→ **RECORDS FOR THE TASK**
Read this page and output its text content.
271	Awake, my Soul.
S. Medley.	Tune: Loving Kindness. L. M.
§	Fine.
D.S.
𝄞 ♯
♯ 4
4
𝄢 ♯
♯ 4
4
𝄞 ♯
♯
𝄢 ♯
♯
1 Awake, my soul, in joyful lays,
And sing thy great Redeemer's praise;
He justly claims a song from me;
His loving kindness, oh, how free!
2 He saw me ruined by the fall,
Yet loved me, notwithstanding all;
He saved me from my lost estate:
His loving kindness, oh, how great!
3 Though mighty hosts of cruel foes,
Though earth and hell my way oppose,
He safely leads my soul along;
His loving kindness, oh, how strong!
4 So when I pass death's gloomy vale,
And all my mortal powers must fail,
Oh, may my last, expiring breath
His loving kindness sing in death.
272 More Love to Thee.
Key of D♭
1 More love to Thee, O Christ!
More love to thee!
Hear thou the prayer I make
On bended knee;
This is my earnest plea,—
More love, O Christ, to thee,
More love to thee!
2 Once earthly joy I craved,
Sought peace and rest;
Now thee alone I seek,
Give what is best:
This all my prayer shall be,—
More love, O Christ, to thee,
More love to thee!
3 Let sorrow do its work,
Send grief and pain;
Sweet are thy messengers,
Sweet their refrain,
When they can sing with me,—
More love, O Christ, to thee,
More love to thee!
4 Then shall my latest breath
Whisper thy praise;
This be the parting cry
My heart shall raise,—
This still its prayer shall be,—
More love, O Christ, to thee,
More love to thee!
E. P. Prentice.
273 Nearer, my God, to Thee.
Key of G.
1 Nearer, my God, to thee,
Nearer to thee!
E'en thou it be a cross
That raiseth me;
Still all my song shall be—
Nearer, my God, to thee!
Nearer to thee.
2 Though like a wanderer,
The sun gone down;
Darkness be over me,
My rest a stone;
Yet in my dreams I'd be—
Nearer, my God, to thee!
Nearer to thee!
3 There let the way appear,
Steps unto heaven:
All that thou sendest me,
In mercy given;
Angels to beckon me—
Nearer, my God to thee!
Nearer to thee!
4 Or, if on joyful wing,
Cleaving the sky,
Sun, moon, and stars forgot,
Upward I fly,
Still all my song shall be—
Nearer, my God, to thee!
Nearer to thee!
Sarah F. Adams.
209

→ **DESCRIPTION OF THE TASK**
Gather every line containing the word "shall" and copy it.

→ **SOLUTION TO THE PROBLEM**
This all my prayer shall be,—
4 Then shall my latest breath
My heart shall raise,—
This still its prayer shall be,—
Still all my song shall be—
Still all my song shall be—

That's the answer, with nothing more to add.